While there are resources are in place to help prevent the kind of tragedies that played out over a one-week period in Kansas City, Mo., and Dallas, the challenge lies in getting NFL players to use them.
"Men in general don't like talking about the things that trouble them the most," said Lamonte Winston, the Raiders' director of player engagement. "You get men in this environment of a competitive nature, and around their peers, it's a lot easier to stick your head in the sand. It's a lot easier to have secrets."
On Dec. 1, Kansas City Chiefs linebacker Jovan Belcher shot and killed his girlfriend, Kasandra Perkins, then drove to the team facility and committed suicide in the presence of head coach Romeo Crennel, general manager Scott Pioli and linebackers coach Gary Gibbs.
A week later, Cowboys practice squad linebacker Jerry Brown Jr. was killed when a car driven by teammate Josh Brent struck a curb and flipped. The two had been at a Dallas club, and Brent was arrested and charged with intoxication manslaughter.
The two events illustrated many of the issues that are addressed each year at the NFL rookie symposium -- spousal abuse, alcohol abuse, depression, possession of firearms and making responsible decisions.
Winston has spent 25 years in player development, including 17 years with the Chiefs. An annual award given by the league that recognizes the NFL's most outstanding player development program is called the
Raiders general manager Reggie McKenzie hired Winston to the newly created position of director of player engagement, with former director of squad development Willie Brown becoming a team ambassador.
Brown had many of the responsibilities Winston has with regard to player issues but also had other duties on his plate. Winston's full-time mission is to keep track of how players are faring in their lives and providing advice, counsel and resources.

EXERCISE REQUIREMENTS.
1. Answer these questions from the NFL player-support article:
(a) What position does Lamonte Winston hold with the Raiders?
(b) What was Josh Brent charged with?
(c) How many years did Winston spend with the Chiefs?
2. Carry on the NFL player-support article from its final sentence with a few more paragraphs.
The material after this article is separate from it.

DATA EXCERPTS.
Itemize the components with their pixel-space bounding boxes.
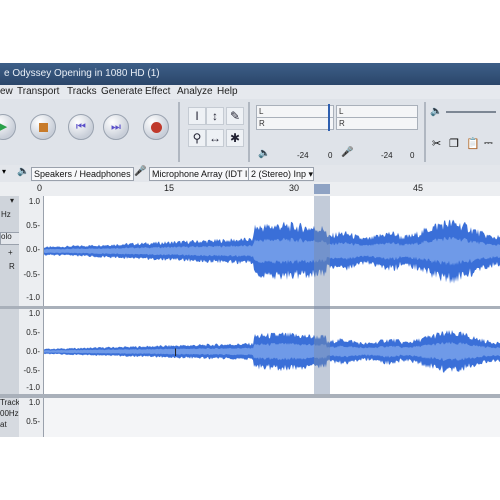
track-2-scale-neg1: -1.0	[26, 383, 40, 392]
record-meter-tick-24: -24	[297, 151, 309, 160]
play-button[interactable]: ▶	[0, 114, 16, 140]
skip-end-icon: ⏭	[111, 121, 121, 133]
track-1-rate-label: Hz	[1, 210, 11, 219]
timeshift-tool-icon[interactable]: ↔	[206, 129, 224, 147]
ruler-label-15: 15	[164, 183, 175, 193]
device-dropdown-arrow[interactable]: ▾	[2, 167, 6, 176]
track-1-pan-right-label: R	[9, 262, 15, 271]
transport-toolbar: ▶ ⏮ ⏭ I ↕ ✎ ⚲ ↔ ✱ L R L R 🔈 -24 0 🎤 -24 …	[0, 99, 500, 166]
record-button[interactable]	[143, 114, 169, 140]
input-microphone-icon: 🎤	[134, 166, 147, 177]
ruler-label-45: 45	[413, 183, 424, 193]
copy-icon[interactable]: ❐	[449, 137, 459, 150]
track-1-right-waveform-svg	[44, 330, 500, 373]
menu-generate[interactable]: Generate	[101, 86, 143, 97]
menu-analyze[interactable]: Analyze	[177, 86, 213, 97]
ruler-label-0: 0	[37, 183, 43, 193]
skip-start-button[interactable]: ⏮	[68, 114, 94, 140]
track-1-scale-0-5: 0.5-	[26, 221, 40, 230]
speaker-meter-icon[interactable]: 🔈	[258, 148, 270, 159]
multi-tool-icon[interactable]: ✱	[226, 129, 244, 147]
track-2-scale-1: 1.0	[28, 309, 40, 318]
chevron-down-icon: ▾	[308, 169, 314, 179]
menu-bar: ew Transport Tracks Generate Effect Anal…	[0, 85, 500, 99]
record-icon	[144, 115, 168, 139]
play-icon: ▶	[0, 121, 8, 133]
track-2-amplitude-scale: 1.0 0.5- 0.0- -0.5- -1.0	[19, 309, 44, 394]
meters-divider	[248, 102, 250, 162]
track-2-control-panel[interactable]: Track 00Hz at	[0, 398, 20, 437]
track-1-scale-neg05: -0.5-	[23, 270, 40, 279]
track-2-waveform-empty[interactable]	[44, 398, 500, 437]
skip-start-icon: ⏮	[76, 121, 86, 133]
menu-transport[interactable]: Transport	[17, 86, 59, 97]
meter-peak-marker	[328, 104, 330, 131]
cut-icon[interactable]: ✂	[432, 137, 441, 150]
track-1-control-panel[interactable]: ▾ Hz olo + R	[0, 196, 20, 306]
ruler-label-30: 30	[289, 183, 300, 193]
track-1-menu-icon[interactable]: ▾	[10, 196, 14, 205]
output-volume-icon[interactable]: 🔈	[430, 106, 442, 117]
audacity-window: e Odyssey Opening in 1080 HD (1) ew Tran…	[0, 63, 500, 437]
track-1-waveform-svg	[44, 219, 500, 284]
track-3-scale-0-5: 0.5-	[26, 417, 40, 426]
track-2-format-label: at	[0, 420, 7, 429]
menu-effect[interactable]: Effect	[145, 86, 170, 97]
tools-divider	[178, 102, 180, 162]
microphone-meter-icon[interactable]: 🎤	[341, 147, 353, 158]
output-volume-slider[interactable]	[446, 111, 496, 113]
timeline-ruler[interactable]: 0 15 30 45	[0, 182, 500, 197]
menu-tracks[interactable]: Tracks	[67, 86, 97, 97]
record-meter-right[interactable]: R	[256, 117, 334, 130]
menu-help[interactable]: Help	[217, 86, 238, 97]
tracks-panel: ▾ Hz olo + R 1.0 0.5- 0.0- -0.5- -1.0 1.…	[0, 196, 500, 437]
track-1-scale-0: 0.0-	[26, 245, 40, 254]
device-toolbar: ▾ 🔈 Speakers / Headphones ▾ 🎤 Microphone…	[0, 165, 500, 183]
selection-highlight[interactable]	[314, 196, 330, 394]
track-1-solo-button[interactable]: olo	[1, 232, 12, 241]
envelope-tool-icon[interactable]: ↕	[206, 107, 224, 125]
stop-button[interactable]	[30, 114, 56, 140]
track-2-scale-0: 0.0-	[26, 347, 40, 356]
draw-tool-icon[interactable]: ✎	[226, 107, 244, 125]
track-2-rate-label: 00Hz	[0, 409, 19, 418]
output-device-select[interactable]: Speakers / Headphones ▾	[31, 167, 134, 181]
track-2-name[interactable]: Track	[0, 398, 19, 407]
stop-icon	[31, 115, 55, 139]
input-device-select[interactable]: Microphone Array (IDT I ▾	[149, 167, 250, 181]
track-2-scale-0-5: 0.5-	[26, 328, 40, 337]
skip-end-button[interactable]: ⏭	[103, 114, 129, 140]
track-1-right-waveform[interactable]: I	[44, 309, 500, 394]
menu-view[interactable]: ew	[0, 86, 13, 97]
play-meter-right[interactable]: R	[336, 117, 418, 130]
trim-icon[interactable]: ⎓	[484, 137, 493, 150]
selection-tool-icon[interactable]: I	[188, 107, 206, 125]
track-2-scale-neg05: -0.5-	[23, 366, 40, 375]
track-1-gain-plus-icon[interactable]: +	[8, 248, 13, 257]
paste-icon[interactable]: 📋	[466, 137, 480, 150]
text-cursor-icon: I	[174, 347, 178, 359]
track-1-scale-neg1: -1.0	[26, 293, 40, 302]
track-3-scale-1: 1.0	[28, 398, 40, 407]
track-3-amplitude-scale: 1.0 0.5-	[19, 398, 44, 437]
zoom-tool-icon[interactable]: ⚲	[188, 129, 206, 147]
input-channels-select[interactable]: 2 (Stereo) Inp ▾	[248, 167, 314, 181]
track-1-right-channel-control	[0, 309, 20, 394]
mixer-divider	[424, 102, 426, 162]
track-1-waveform[interactable]	[44, 196, 500, 306]
window-title: e Odyssey Opening in 1080 HD (1)	[0, 63, 500, 85]
selection-region-marker[interactable]	[314, 184, 330, 194]
track-1-amplitude-scale: 1.0 0.5- 0.0- -0.5- -1.0	[19, 196, 44, 306]
play-meter-tick-24: -24	[381, 151, 393, 160]
track-1-scale-1: 1.0	[28, 197, 40, 206]
play-meter-tick-0: 0	[410, 151, 415, 160]
record-meter-tick-0: 0	[328, 151, 333, 160]
output-speaker-icon: 🔈	[17, 166, 30, 177]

TASK RESPONSES.
1.
(a) Director of player engagement.
(b) Intoxication manslaughter.
(c) 17 years.

2.
Winston's last season with the Chiefs corresponded with Belcher's rookie year in 2009.
"I got a chance to know Jovan, and the men that are on that team, and the Chiefs family in general is just devastated," Winston said.
Raiders coach Dennis Allen has addressed his team in the wake of both tragedies and issued reminders about personal responsibility and making the correct decisions.
"You can't look at these guys as just football players," Allen said. "They're people, and we care about these people more than just as a football player. We want guys to know we have resources available to help them no matter what the circumstances are."
Raiders cornerback Michael Huff said, "In our profession you have young guys with a lot of money. Things happen. You don't wish for them to happen, but they do."
Winston's job includes a tricky mix of maintaining confidentiality while, in some cases, needing to report to McKenzie and Allen for others.
"The big hurdle is the trust factor," Winston said. "Can I trust this man if I tell him about my issues? Can he work with me? And if I trust him, will he run and tell the general manager and the head coach?"
Winston talks on occasion to the team as a whole but said his most important work comes in brief interactions on a daily basis with players that sometimes take no more than 30 seconds.
According to the Kansas City Star, Belcher and his girlfriend had been undergoing counseling provided by the team over relationship and financial issues.
Winston said in the case of depression, players often don't understand what they're feeling and why.
Regarding the possession of firearms, defensive end Andre Carter said players get a yearly seminar on registration, the difference in gun laws from state to state and talks about responsible ownership.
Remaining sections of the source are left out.